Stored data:
** Start **
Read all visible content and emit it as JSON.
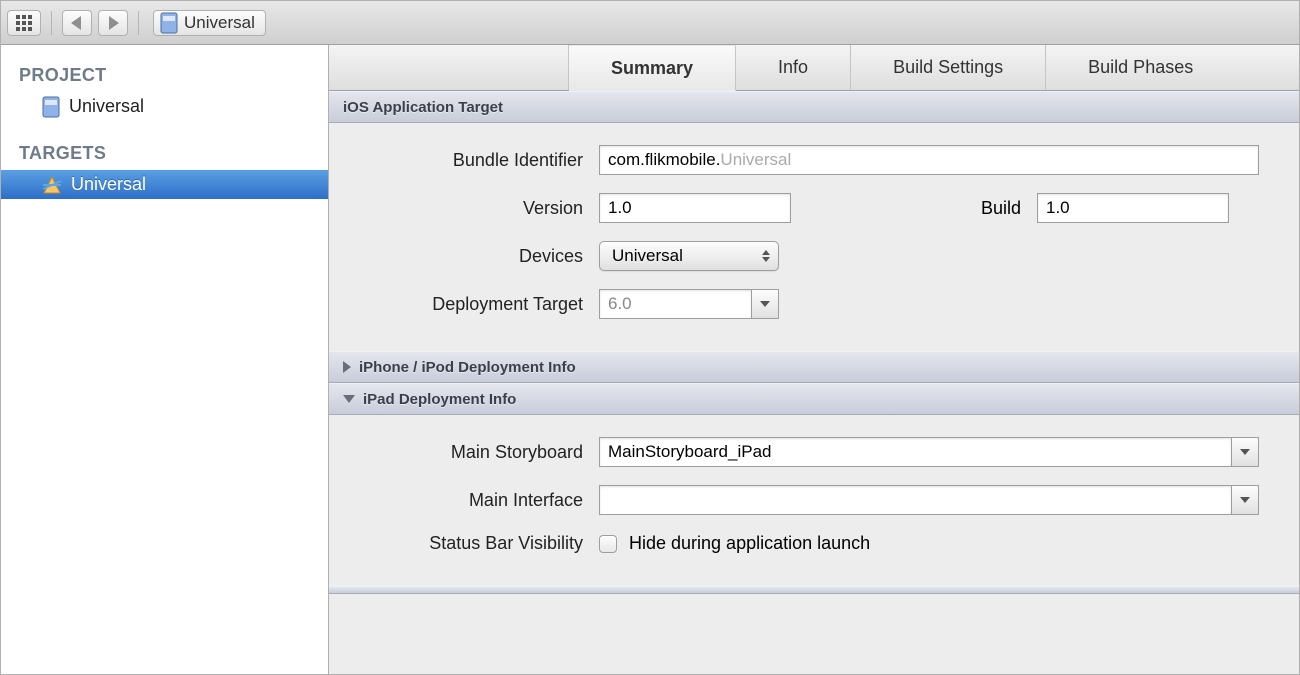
{
  "breadcrumb": {
    "title": "Universal"
  },
  "sidebar": {
    "project_group": "PROJECT",
    "project_name": "Universal",
    "targets_group": "TARGETS",
    "target_name": "Universal"
  },
  "tabs": {
    "summary": "Summary",
    "info": "Info",
    "build_settings": "Build Settings",
    "build_phases": "Build Phases"
  },
  "section_ios_target": "iOS Application Target",
  "form": {
    "bundle_identifier_label": "Bundle Identifier",
    "bundle_identifier_prefix": "com.flikmobile.",
    "bundle_identifier_suffix": "Universal",
    "version_label": "Version",
    "version_value": "1.0",
    "build_label": "Build",
    "build_value": "1.0",
    "devices_label": "Devices",
    "devices_value": "Universal",
    "deployment_target_label": "Deployment Target",
    "deployment_target_value": "6.0"
  },
  "section_iphone": "iPhone / iPod Deployment Info",
  "section_ipad": "iPad Deployment Info",
  "ipad": {
    "main_storyboard_label": "Main Storyboard",
    "main_storyboard_value": "MainStoryboard_iPad",
    "main_interface_label": "Main Interface",
    "main_interface_value": "",
    "status_bar_label": "Status Bar Visibility",
    "status_bar_checkbox_label": "Hide during application launch"
  }
}
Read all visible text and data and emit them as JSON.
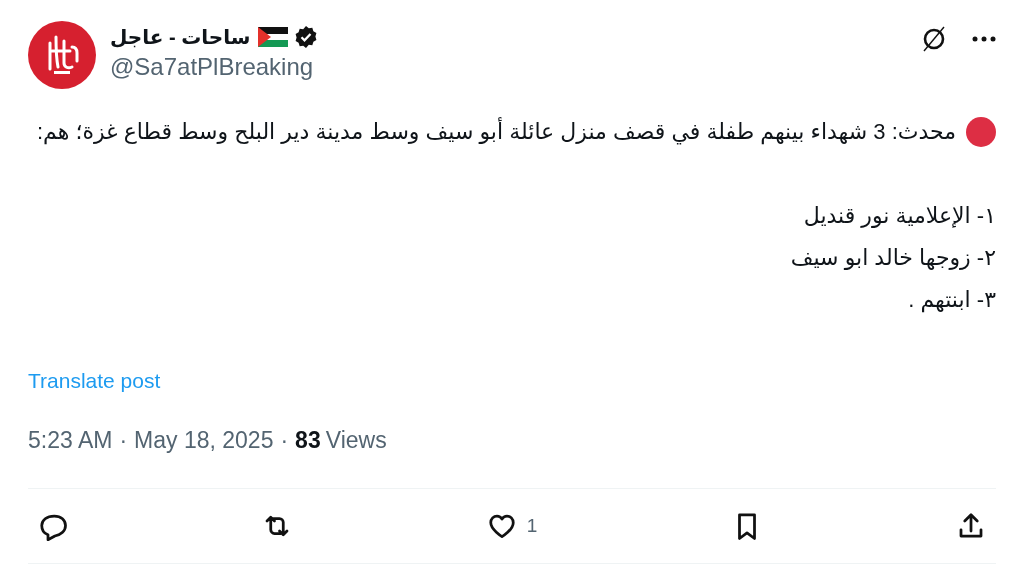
{
  "author": {
    "name": "ساحات - عاجل",
    "handle": "@Sa7atPlBreaking",
    "verified": true
  },
  "post": {
    "lead": "محدث: 3 شهداء بينهم طفلة في قصف منزل عائلة أبو سيف وسط مدينة دير البلح وسط قطاع غزة؛ هم:",
    "lines": [
      "١-  الإعلامية نور قنديل",
      "٢-  زوجها خالد ابو سيف",
      "٣- ابنتهم ."
    ],
    "translate": "Translate post"
  },
  "meta": {
    "time": "5:23 AM",
    "separator": "·",
    "date": "May 18, 2025",
    "separator_2": "·",
    "views_count": "83",
    "views_label": "Views"
  },
  "actions": [
    {
      "kind": "reply"
    },
    {
      "kind": "repost"
    },
    {
      "kind": "like",
      "count": "1"
    },
    {
      "kind": "bookmark"
    },
    {
      "kind": "share"
    }
  ]
}
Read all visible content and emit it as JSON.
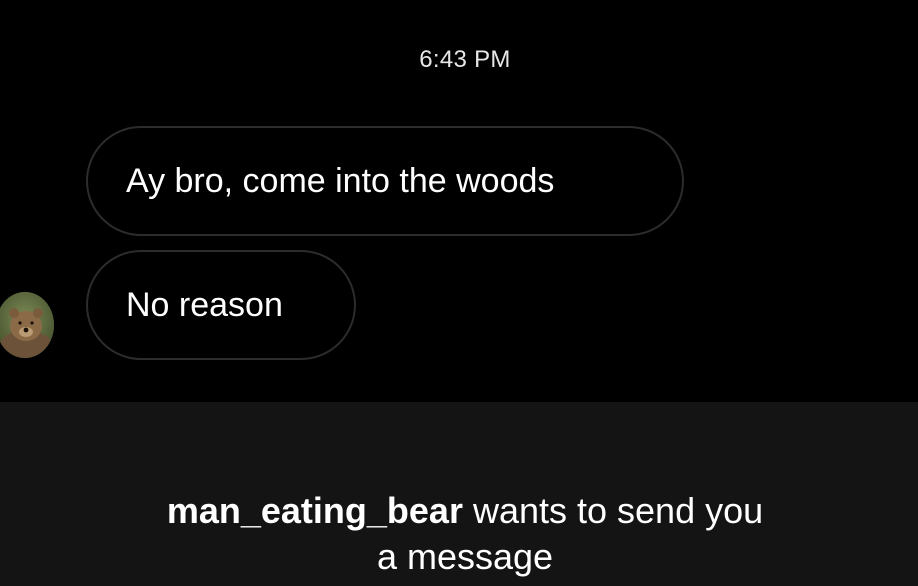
{
  "chat": {
    "timestamp": "6:43 PM",
    "messages": [
      {
        "text": "Ay bro, come into the woods"
      },
      {
        "text": "No reason"
      }
    ],
    "avatar_icon": "bear-avatar"
  },
  "request": {
    "username": "man_eating_bear",
    "text_line1": "wants to send you",
    "text_line2": "a message"
  }
}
** End **
-- What needs to be done --
Without including any pictures, reproduce the listing exactly.

-- Final result --
Read all visible content and emit it as JSON.
{
  "breadcrumb": {
    "title": "Universal"
  },
  "sidebar": {
    "project_group": "PROJECT",
    "project_name": "Universal",
    "targets_group": "TARGETS",
    "target_name": "Universal"
  },
  "tabs": {
    "summary": "Summary",
    "info": "Info",
    "build_settings": "Build Settings",
    "build_phases": "Build Phases"
  },
  "section_ios_target": "iOS Application Target",
  "form": {
    "bundle_identifier_label": "Bundle Identifier",
    "bundle_identifier_prefix": "com.flikmobile.",
    "bundle_identifier_suffix": "Universal",
    "version_label": "Version",
    "version_value": "1.0",
    "build_label": "Build",
    "build_value": "1.0",
    "devices_label": "Devices",
    "devices_value": "Universal",
    "deployment_target_label": "Deployment Target",
    "deployment_target_value": "6.0"
  },
  "section_iphone": "iPhone / iPod Deployment Info",
  "section_ipad": "iPad Deployment Info",
  "ipad": {
    "main_storyboard_label": "Main Storyboard",
    "main_storyboard_value": "MainStoryboard_iPad",
    "main_interface_label": "Main Interface",
    "main_interface_value": "",
    "status_bar_label": "Status Bar Visibility",
    "status_bar_checkbox_label": "Hide during application launch"
  }
}
Read all visible text and data and emit them as JSON.
{
  "author": {
    "name": "ساحات - عاجل",
    "handle": "@Sa7atPlBreaking",
    "verified": true
  },
  "post": {
    "lead": "محدث: 3 شهداء بينهم طفلة في قصف منزل عائلة أبو سيف وسط مدينة دير البلح وسط قطاع غزة؛ هم:",
    "lines": [
      "١-  الإعلامية نور قنديل",
      "٢-  زوجها خالد ابو سيف",
      "٣- ابنتهم ."
    ],
    "translate": "Translate post"
  },
  "meta": {
    "time": "5:23 AM",
    "separator": "·",
    "date": "May 18, 2025",
    "separator_2": "·",
    "views_count": "83",
    "views_label": "Views"
  },
  "actions": [
    {
      "kind": "reply"
    },
    {
      "kind": "repost"
    },
    {
      "kind": "like",
      "count": "1"
    },
    {
      "kind": "bookmark"
    },
    {
      "kind": "share"
    }
  ]
}
Read all visible content and emit it as JSON.
{
  "chat": {
    "timestamp": "6:43 PM",
    "messages": [
      {
        "text": "Ay bro, come into the woods"
      },
      {
        "text": "No reason"
      }
    ],
    "avatar_icon": "bear-avatar"
  },
  "request": {
    "username": "man_eating_bear",
    "text_line1": "wants to send you",
    "text_line2": "a message"
  }
}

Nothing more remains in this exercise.